begin

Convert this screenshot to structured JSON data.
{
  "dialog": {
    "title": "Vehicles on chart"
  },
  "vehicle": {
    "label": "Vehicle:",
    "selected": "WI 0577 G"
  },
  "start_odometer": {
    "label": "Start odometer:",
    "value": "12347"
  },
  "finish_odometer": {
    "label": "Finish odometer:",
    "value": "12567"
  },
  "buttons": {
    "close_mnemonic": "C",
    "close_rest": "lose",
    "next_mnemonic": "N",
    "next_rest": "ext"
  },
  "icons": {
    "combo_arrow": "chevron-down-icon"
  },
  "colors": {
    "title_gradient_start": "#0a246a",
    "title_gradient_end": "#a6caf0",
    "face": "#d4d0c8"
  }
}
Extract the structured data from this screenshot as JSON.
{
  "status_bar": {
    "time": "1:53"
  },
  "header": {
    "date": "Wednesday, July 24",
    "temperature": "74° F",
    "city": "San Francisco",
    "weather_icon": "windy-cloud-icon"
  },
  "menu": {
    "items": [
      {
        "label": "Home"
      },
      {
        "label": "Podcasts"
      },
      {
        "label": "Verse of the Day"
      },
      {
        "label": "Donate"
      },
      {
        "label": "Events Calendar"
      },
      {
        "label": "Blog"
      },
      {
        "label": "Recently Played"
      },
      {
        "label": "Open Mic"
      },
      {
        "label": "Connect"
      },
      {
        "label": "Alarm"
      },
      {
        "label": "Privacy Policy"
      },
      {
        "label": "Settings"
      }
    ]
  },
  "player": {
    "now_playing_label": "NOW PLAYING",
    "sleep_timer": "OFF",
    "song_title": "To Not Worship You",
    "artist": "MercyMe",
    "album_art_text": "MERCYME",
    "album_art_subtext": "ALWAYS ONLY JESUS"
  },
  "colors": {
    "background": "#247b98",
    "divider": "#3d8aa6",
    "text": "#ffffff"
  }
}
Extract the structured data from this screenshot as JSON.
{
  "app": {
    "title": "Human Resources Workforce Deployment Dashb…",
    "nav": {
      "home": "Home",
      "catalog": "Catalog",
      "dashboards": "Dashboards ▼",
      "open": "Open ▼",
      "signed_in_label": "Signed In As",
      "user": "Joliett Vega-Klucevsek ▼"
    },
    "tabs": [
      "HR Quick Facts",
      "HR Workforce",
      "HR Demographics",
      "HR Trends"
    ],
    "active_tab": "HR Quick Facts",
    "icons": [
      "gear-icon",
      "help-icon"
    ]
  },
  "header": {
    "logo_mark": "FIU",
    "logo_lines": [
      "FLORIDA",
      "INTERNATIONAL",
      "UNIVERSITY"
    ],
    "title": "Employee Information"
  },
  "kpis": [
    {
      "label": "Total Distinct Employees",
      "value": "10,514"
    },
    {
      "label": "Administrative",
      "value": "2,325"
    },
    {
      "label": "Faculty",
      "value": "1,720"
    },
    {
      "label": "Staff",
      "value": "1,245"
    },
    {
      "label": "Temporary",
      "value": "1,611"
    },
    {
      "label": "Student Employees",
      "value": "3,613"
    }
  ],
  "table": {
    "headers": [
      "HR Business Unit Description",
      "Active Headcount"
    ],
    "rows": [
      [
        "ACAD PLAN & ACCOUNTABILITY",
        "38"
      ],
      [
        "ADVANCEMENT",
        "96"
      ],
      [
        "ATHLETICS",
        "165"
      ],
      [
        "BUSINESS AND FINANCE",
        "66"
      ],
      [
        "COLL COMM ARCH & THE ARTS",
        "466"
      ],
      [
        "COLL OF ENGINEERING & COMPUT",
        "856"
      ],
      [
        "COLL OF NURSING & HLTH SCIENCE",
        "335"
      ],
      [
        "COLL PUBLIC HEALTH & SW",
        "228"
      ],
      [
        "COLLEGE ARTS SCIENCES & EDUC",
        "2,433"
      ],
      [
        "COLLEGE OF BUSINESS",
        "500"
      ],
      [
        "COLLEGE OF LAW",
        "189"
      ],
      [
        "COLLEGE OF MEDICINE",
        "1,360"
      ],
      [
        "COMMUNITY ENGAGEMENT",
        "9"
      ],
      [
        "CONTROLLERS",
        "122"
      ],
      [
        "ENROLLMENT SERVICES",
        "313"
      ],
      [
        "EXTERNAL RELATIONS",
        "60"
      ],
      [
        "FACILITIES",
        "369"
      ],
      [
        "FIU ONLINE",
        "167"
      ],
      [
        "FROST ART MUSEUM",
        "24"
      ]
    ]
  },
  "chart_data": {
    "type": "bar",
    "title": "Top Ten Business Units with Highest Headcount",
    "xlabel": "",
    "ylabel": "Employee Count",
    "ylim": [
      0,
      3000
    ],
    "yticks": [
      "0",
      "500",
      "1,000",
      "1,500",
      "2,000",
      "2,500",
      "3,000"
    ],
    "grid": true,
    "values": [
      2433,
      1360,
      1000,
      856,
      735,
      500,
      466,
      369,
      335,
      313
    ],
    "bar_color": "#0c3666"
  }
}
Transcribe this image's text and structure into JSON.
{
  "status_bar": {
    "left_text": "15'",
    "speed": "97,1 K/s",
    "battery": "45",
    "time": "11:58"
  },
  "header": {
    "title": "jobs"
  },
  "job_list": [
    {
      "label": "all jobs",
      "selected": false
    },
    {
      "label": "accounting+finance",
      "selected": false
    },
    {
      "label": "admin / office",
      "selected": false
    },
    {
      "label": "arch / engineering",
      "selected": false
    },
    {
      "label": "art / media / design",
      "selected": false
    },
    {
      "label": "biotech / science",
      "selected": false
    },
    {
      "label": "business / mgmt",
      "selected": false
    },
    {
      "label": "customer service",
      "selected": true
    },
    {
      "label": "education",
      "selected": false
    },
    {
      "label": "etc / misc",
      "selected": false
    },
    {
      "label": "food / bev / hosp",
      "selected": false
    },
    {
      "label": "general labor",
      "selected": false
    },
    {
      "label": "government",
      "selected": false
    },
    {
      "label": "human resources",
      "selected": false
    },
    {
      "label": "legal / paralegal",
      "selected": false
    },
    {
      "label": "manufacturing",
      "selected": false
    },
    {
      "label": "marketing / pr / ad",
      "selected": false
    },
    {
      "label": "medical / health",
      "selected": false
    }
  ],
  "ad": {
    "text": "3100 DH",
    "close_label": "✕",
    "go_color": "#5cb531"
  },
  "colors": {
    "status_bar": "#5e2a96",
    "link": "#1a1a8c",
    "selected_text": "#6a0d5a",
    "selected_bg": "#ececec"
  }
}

end

- **WHAT YOU WILL DO**: Return all of the entries word for word.

- **THE RESPONSE**:
Convert this screenshot to structured JSON data.
{
  "dialog": {
    "title": "Vehicles on chart"
  },
  "vehicle": {
    "label": "Vehicle:",
    "selected": "WI 0577 G"
  },
  "start_odometer": {
    "label": "Start odometer:",
    "value": "12347"
  },
  "finish_odometer": {
    "label": "Finish odometer:",
    "value": "12567"
  },
  "buttons": {
    "close_mnemonic": "C",
    "close_rest": "lose",
    "next_mnemonic": "N",
    "next_rest": "ext"
  },
  "icons": {
    "combo_arrow": "chevron-down-icon"
  },
  "colors": {
    "title_gradient_start": "#0a246a",
    "title_gradient_end": "#a6caf0",
    "face": "#d4d0c8"
  }
}
Extract the structured data from this screenshot as JSON.
{
  "status_bar": {
    "time": "1:53"
  },
  "header": {
    "date": "Wednesday, July 24",
    "temperature": "74° F",
    "city": "San Francisco",
    "weather_icon": "windy-cloud-icon"
  },
  "menu": {
    "items": [
      {
        "label": "Home"
      },
      {
        "label": "Podcasts"
      },
      {
        "label": "Verse of the Day"
      },
      {
        "label": "Donate"
      },
      {
        "label": "Events Calendar"
      },
      {
        "label": "Blog"
      },
      {
        "label": "Recently Played"
      },
      {
        "label": "Open Mic"
      },
      {
        "label": "Connect"
      },
      {
        "label": "Alarm"
      },
      {
        "label": "Privacy Policy"
      },
      {
        "label": "Settings"
      }
    ]
  },
  "player": {
    "now_playing_label": "NOW PLAYING",
    "sleep_timer": "OFF",
    "song_title": "To Not Worship You",
    "artist": "MercyMe",
    "album_art_text": "MERCYME",
    "album_art_subtext": "ALWAYS ONLY JESUS"
  },
  "colors": {
    "background": "#247b98",
    "divider": "#3d8aa6",
    "text": "#ffffff"
  }
}
Extract the structured data from this screenshot as JSON.
{
  "app": {
    "title": "Human Resources Workforce Deployment Dashb…",
    "nav": {
      "home": "Home",
      "catalog": "Catalog",
      "dashboards": "Dashboards ▼",
      "open": "Open ▼",
      "signed_in_label": "Signed In As",
      "user": "Joliett Vega-Klucevsek ▼"
    },
    "tabs": [
      "HR Quick Facts",
      "HR Workforce",
      "HR Demographics",
      "HR Trends"
    ],
    "active_tab": "HR Quick Facts",
    "icons": [
      "gear-icon",
      "help-icon"
    ]
  },
  "header": {
    "logo_mark": "FIU",
    "logo_lines": [
      "FLORIDA",
      "INTERNATIONAL",
      "UNIVERSITY"
    ],
    "title": "Employee Information"
  },
  "kpis": [
    {
      "label": "Total Distinct Employees",
      "value": "10,514"
    },
    {
      "label": "Administrative",
      "value": "2,325"
    },
    {
      "label": "Faculty",
      "value": "1,720"
    },
    {
      "label": "Staff",
      "value": "1,245"
    },
    {
      "label": "Temporary",
      "value": "1,611"
    },
    {
      "label": "Student Employees",
      "value": "3,613"
    }
  ],
  "table": {
    "headers": [
      "HR Business Unit Description",
      "Active Headcount"
    ],
    "rows": [
      [
        "ACAD PLAN & ACCOUNTABILITY",
        "38"
      ],
      [
        "ADVANCEMENT",
        "96"
      ],
      [
        "ATHLETICS",
        "165"
      ],
      [
        "BUSINESS AND FINANCE",
        "66"
      ],
      [
        "COLL COMM ARCH & THE ARTS",
        "466"
      ],
      [
        "COLL OF ENGINEERING & COMPUT",
        "856"
      ],
      [
        "COLL OF NURSING & HLTH SCIENCE",
        "335"
      ],
      [
        "COLL PUBLIC HEALTH & SW",
        "228"
      ],
      [
        "COLLEGE ARTS SCIENCES & EDUC",
        "2,433"
      ],
      [
        "COLLEGE OF BUSINESS",
        "500"
      ],
      [
        "COLLEGE OF LAW",
        "189"
      ],
      [
        "COLLEGE OF MEDICINE",
        "1,360"
      ],
      [
        "COMMUNITY ENGAGEMENT",
        "9"
      ],
      [
        "CONTROLLERS",
        "122"
      ],
      [
        "ENROLLMENT SERVICES",
        "313"
      ],
      [
        "EXTERNAL RELATIONS",
        "60"
      ],
      [
        "FACILITIES",
        "369"
      ],
      [
        "FIU ONLINE",
        "167"
      ],
      [
        "FROST ART MUSEUM",
        "24"
      ]
    ]
  },
  "chart_data": {
    "type": "bar",
    "title": "Top Ten Business Units with Highest Headcount",
    "xlabel": "",
    "ylabel": "Employee Count",
    "ylim": [
      0,
      3000
    ],
    "yticks": [
      "0",
      "500",
      "1,000",
      "1,500",
      "2,000",
      "2,500",
      "3,000"
    ],
    "grid": true,
    "values": [
      2433,
      1360,
      1000,
      856,
      735,
      500,
      466,
      369,
      335,
      313
    ],
    "bar_color": "#0c3666"
  }
}
Transcribe this image's text and structure into JSON.
{
  "status_bar": {
    "left_text": "15'",
    "speed": "97,1 K/s",
    "battery": "45",
    "time": "11:58"
  },
  "header": {
    "title": "jobs"
  },
  "job_list": [
    {
      "label": "all jobs",
      "selected": false
    },
    {
      "label": "accounting+finance",
      "selected": false
    },
    {
      "label": "admin / office",
      "selected": false
    },
    {
      "label": "arch / engineering",
      "selected": false
    },
    {
      "label": "art / media / design",
      "selected": false
    },
    {
      "label": "biotech / science",
      "selected": false
    },
    {
      "label": "business / mgmt",
      "selected": false
    },
    {
      "label": "customer service",
      "selected": true
    },
    {
      "label": "education",
      "selected": false
    },
    {
      "label": "etc / misc",
      "selected": false
    },
    {
      "label": "food / bev / hosp",
      "selected": false
    },
    {
      "label": "general labor",
      "selected": false
    },
    {
      "label": "government",
      "selected": false
    },
    {
      "label": "human resources",
      "selected": false
    },
    {
      "label": "legal / paralegal",
      "selected": false
    },
    {
      "label": "manufacturing",
      "selected": false
    },
    {
      "label": "marketing / pr / ad",
      "selected": false
    },
    {
      "label": "medical / health",
      "selected": false
    }
  ],
  "ad": {
    "text": "3100 DH",
    "close_label": "✕",
    "go_color": "#5cb531"
  },
  "colors": {
    "status_bar": "#5e2a96",
    "link": "#1a1a8c",
    "selected_text": "#6a0d5a",
    "selected_bg": "#ececec"
  }
}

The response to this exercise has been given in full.